(Dataset items)
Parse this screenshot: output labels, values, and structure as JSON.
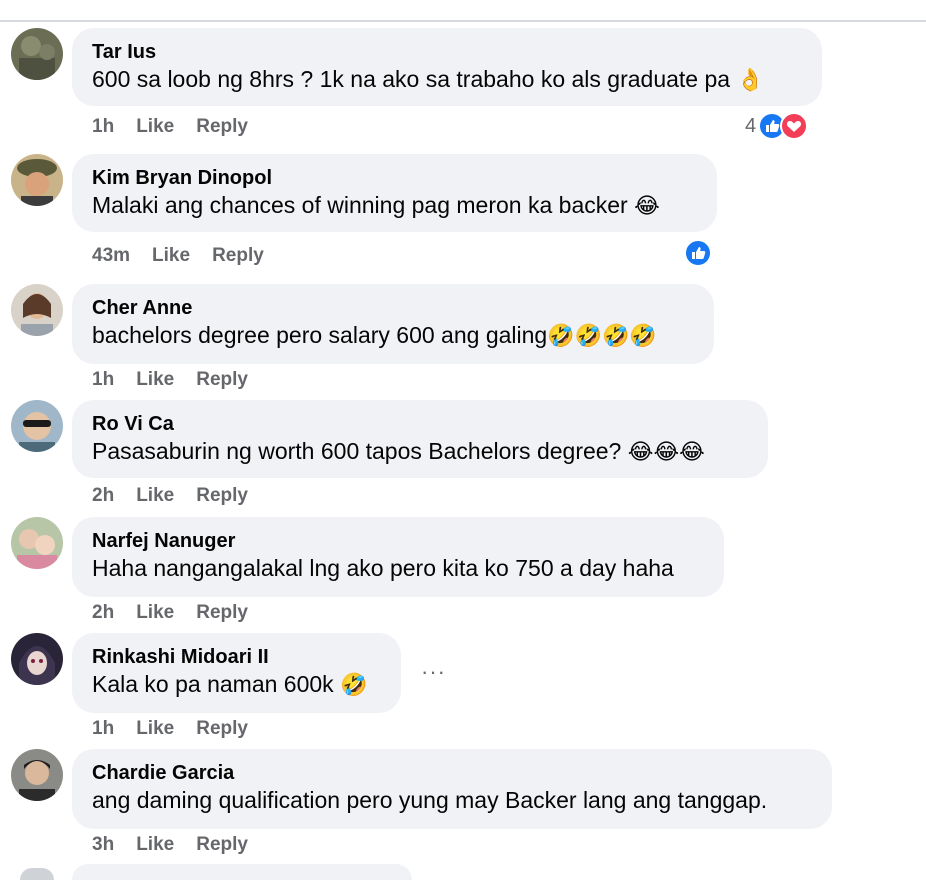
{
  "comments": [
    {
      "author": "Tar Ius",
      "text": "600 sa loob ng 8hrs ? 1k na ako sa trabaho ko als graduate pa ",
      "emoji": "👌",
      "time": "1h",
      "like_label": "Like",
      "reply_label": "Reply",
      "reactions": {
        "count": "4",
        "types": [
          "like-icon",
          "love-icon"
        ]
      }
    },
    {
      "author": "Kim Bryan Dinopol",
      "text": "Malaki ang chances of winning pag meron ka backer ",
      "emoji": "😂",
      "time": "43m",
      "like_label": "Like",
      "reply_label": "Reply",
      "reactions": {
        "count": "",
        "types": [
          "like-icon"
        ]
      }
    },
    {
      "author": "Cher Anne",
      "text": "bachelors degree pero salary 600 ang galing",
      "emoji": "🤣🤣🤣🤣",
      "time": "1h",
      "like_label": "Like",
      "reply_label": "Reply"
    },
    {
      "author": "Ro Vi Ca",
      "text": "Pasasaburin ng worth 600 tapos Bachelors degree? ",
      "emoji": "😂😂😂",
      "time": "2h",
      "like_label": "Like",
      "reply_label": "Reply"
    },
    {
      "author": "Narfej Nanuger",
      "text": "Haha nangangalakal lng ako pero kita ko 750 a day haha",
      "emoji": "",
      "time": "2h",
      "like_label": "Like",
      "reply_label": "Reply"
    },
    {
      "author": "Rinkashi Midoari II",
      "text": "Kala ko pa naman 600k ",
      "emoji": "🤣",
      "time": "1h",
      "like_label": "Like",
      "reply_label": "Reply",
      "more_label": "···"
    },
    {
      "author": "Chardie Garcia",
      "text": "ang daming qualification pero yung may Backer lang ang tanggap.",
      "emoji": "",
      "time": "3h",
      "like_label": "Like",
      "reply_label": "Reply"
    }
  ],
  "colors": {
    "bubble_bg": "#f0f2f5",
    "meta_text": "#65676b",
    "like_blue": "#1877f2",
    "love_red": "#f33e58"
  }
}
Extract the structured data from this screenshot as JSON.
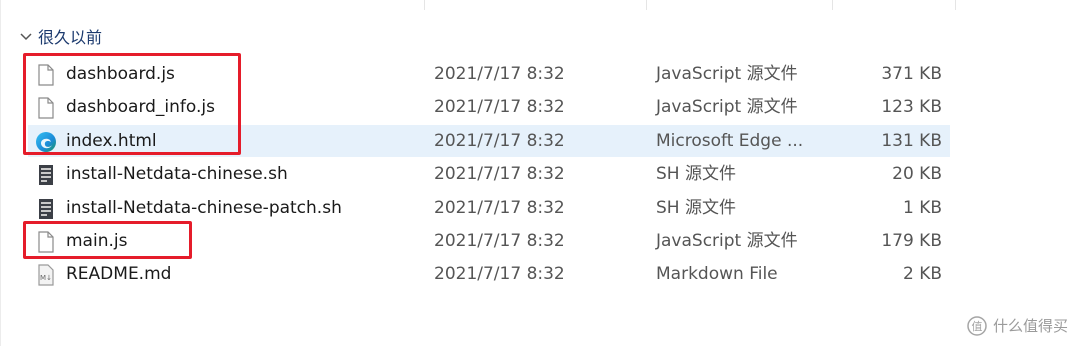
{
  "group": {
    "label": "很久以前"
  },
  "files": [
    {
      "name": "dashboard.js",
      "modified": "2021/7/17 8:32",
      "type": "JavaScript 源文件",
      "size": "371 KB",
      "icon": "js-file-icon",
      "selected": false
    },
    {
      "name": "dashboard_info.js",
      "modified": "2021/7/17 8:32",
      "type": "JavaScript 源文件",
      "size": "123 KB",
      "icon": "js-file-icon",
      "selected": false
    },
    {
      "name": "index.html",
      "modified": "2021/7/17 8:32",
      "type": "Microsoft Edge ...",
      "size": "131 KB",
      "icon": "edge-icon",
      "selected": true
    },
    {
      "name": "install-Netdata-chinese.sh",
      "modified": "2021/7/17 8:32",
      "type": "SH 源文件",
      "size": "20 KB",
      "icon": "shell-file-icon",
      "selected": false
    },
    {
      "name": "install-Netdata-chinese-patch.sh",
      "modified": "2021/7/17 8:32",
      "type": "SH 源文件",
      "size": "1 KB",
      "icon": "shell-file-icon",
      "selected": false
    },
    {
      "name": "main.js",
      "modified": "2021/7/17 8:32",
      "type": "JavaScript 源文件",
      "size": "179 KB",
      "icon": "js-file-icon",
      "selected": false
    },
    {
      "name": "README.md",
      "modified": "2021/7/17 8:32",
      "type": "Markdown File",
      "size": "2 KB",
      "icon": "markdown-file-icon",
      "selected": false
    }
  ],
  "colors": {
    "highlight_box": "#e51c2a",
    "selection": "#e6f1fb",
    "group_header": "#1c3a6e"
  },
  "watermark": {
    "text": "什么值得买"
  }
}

* [STATED PROBLEM] Which lines above contain the word "this"? Copy each of them.

* [THE RESPONSE]
Parse this screenshot: output labels, values, and structure as JSON.
Extract the structured data from this screenshot as JSON.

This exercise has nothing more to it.